**DATA UNDER STUDY**.
Content starts

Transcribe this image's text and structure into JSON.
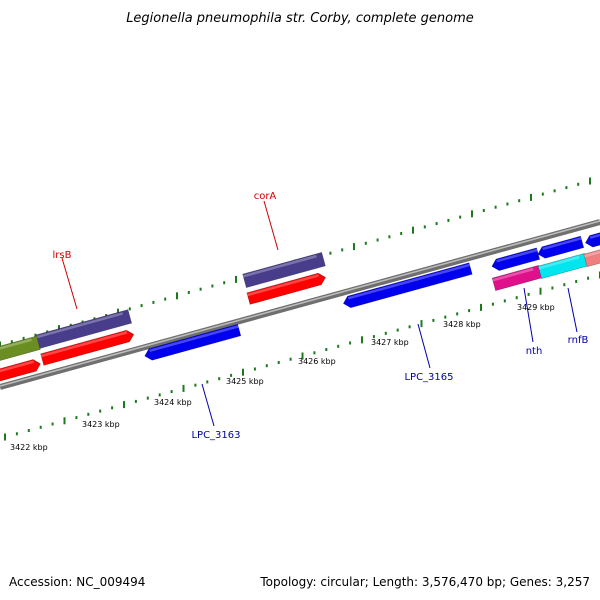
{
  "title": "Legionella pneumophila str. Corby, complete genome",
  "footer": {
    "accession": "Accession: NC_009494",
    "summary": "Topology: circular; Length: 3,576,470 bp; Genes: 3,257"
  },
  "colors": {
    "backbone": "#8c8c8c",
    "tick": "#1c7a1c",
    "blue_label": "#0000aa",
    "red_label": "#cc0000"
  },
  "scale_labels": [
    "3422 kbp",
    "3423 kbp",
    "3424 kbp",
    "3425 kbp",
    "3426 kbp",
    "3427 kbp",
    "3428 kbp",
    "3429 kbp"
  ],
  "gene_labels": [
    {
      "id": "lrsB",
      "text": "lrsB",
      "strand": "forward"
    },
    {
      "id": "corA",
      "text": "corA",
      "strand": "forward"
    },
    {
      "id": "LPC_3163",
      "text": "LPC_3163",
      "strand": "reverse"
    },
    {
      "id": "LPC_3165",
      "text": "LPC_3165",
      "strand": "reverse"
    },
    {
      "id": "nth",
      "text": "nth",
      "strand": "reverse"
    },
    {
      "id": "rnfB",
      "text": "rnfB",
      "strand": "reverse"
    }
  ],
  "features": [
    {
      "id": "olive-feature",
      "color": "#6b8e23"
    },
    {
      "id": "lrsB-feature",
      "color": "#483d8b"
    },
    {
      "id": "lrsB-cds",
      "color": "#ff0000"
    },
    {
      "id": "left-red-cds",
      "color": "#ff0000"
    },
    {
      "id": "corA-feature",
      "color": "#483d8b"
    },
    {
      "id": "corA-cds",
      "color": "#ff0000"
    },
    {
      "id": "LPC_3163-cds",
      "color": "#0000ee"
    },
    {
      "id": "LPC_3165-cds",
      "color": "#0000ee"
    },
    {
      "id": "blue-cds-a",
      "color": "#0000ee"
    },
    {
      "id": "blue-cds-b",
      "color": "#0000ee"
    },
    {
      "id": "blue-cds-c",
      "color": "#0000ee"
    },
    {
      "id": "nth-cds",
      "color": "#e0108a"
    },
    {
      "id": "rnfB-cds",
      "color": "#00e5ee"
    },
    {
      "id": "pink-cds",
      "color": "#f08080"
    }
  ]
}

Content ends

Copy each line of the records containing the string "corA".

**PROBLEM SOLUTION**.
      "id": "corA",
      "text": "corA",
      "id": "corA-feature",
      "id": "corA-cds",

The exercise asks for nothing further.